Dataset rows
>>>

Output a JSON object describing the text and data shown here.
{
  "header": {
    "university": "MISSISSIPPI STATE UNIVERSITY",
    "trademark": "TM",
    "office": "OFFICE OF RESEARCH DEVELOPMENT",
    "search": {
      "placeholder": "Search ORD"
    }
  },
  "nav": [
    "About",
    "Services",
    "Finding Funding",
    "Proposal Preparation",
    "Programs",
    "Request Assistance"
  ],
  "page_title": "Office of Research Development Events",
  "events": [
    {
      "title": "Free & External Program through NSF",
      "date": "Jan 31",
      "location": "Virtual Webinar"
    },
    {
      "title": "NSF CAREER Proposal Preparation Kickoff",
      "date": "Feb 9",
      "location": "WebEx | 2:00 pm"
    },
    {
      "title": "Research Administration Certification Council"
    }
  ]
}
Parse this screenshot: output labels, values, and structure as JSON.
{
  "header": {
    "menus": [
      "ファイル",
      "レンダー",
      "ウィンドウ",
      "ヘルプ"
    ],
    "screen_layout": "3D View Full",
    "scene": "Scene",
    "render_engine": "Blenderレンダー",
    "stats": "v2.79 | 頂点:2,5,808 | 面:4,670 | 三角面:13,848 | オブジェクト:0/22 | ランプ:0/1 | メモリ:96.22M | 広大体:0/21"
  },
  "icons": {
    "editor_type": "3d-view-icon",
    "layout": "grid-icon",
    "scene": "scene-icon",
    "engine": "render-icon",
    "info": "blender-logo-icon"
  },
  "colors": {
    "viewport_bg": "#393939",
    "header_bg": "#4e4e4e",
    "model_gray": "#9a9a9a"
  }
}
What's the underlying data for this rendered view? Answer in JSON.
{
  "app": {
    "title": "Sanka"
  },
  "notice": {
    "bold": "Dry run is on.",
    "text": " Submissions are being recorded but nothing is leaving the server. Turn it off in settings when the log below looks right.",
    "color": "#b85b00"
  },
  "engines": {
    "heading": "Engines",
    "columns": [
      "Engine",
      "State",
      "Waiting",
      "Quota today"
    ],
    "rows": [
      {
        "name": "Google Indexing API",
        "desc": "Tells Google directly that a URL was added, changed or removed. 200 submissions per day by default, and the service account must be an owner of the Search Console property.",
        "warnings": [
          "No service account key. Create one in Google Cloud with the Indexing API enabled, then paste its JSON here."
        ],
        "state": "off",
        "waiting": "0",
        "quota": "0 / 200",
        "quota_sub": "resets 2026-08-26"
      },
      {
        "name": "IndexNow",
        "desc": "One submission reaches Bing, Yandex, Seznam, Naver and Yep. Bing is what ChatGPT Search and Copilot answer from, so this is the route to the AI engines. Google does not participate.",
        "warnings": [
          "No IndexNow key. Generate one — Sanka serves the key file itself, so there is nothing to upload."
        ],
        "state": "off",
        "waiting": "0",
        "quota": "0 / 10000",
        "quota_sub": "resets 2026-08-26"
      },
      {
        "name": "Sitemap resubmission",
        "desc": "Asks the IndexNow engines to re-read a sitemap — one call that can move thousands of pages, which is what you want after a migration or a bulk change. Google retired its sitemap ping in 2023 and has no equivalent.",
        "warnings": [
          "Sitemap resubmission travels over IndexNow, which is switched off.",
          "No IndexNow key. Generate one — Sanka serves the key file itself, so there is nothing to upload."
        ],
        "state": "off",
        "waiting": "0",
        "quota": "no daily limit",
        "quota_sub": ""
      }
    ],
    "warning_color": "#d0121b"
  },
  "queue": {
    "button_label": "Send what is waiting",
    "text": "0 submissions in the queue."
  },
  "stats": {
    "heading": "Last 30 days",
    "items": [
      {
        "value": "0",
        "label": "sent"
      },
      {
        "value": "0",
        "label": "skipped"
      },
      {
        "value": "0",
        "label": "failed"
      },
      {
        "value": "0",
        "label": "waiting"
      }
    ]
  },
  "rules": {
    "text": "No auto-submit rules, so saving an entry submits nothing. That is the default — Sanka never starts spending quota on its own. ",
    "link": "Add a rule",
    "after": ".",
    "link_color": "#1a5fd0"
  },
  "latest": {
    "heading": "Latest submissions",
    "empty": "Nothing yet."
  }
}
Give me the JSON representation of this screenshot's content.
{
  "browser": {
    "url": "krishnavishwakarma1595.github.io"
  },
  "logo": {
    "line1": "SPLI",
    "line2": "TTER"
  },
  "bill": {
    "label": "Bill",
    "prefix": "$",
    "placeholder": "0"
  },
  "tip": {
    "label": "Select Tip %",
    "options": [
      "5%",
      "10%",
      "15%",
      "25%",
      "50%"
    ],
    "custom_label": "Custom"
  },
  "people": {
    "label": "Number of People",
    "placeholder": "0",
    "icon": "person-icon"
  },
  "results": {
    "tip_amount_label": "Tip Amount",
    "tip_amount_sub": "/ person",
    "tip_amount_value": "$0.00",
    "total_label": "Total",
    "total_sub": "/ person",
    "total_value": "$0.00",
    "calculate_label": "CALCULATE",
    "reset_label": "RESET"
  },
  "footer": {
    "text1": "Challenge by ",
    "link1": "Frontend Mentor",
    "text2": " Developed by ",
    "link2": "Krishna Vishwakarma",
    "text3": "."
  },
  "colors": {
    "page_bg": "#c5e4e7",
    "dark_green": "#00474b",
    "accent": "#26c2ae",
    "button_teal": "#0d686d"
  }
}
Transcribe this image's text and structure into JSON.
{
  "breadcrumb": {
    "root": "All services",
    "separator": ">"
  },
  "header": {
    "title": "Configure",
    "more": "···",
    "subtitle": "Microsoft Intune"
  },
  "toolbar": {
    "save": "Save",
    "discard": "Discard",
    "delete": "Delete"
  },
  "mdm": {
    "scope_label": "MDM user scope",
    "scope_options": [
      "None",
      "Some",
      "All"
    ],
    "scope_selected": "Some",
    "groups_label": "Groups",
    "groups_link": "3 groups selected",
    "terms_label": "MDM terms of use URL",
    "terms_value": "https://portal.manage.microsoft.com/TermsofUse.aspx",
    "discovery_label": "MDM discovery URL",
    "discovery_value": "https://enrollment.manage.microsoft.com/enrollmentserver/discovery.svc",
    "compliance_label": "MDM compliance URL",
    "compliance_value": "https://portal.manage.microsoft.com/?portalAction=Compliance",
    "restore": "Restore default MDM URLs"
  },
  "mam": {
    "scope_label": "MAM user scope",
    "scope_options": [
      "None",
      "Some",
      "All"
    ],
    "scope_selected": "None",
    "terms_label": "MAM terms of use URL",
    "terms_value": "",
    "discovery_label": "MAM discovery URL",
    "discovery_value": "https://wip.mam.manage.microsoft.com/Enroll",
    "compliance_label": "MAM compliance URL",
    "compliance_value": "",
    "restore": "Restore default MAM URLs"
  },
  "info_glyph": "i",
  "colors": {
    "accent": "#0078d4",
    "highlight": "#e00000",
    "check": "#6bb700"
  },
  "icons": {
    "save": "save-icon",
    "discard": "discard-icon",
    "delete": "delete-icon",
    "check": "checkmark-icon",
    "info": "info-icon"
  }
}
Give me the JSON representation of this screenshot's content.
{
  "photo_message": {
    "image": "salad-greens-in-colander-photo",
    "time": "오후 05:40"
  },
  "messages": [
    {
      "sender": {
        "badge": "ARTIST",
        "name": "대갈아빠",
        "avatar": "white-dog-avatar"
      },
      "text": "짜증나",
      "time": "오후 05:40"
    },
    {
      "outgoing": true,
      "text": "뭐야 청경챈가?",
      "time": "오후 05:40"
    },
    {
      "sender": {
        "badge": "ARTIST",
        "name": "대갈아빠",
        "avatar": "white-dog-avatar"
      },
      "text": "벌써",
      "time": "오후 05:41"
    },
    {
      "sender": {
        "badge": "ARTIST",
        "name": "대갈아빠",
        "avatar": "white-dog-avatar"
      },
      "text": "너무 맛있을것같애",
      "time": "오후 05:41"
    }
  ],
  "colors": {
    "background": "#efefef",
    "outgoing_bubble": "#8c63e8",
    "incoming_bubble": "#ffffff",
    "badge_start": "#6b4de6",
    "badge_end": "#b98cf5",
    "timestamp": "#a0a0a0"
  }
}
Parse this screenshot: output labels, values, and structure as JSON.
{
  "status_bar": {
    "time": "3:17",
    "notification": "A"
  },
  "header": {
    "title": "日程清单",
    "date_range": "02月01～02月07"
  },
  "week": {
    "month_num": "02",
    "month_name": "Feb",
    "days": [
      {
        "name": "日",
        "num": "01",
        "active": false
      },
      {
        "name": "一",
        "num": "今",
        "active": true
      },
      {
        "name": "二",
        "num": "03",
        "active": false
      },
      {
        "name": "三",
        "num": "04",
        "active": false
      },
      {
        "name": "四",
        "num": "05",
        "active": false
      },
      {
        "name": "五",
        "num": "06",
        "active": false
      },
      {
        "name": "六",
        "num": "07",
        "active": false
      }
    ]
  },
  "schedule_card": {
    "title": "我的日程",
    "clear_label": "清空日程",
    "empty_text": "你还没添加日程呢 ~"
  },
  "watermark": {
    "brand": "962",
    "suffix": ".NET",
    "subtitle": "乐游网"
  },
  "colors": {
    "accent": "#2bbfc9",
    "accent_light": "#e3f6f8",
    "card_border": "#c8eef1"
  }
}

<<<

§ Work to complete:
Collect every line from the records above that contains the word "Sanka".

§ Answer:
    "title": "Sanka"
          "No IndexNow key. Generate one — Sanka serves the key file itself, so there is nothing to upload."
          "No IndexNow key. Generate one — Sanka serves the key file itself, so there is nothing to upload."
    "text": "No auto-submit rules, so saving an entry submits nothing. That is the default — Sanka never starts spending quota on its own. ",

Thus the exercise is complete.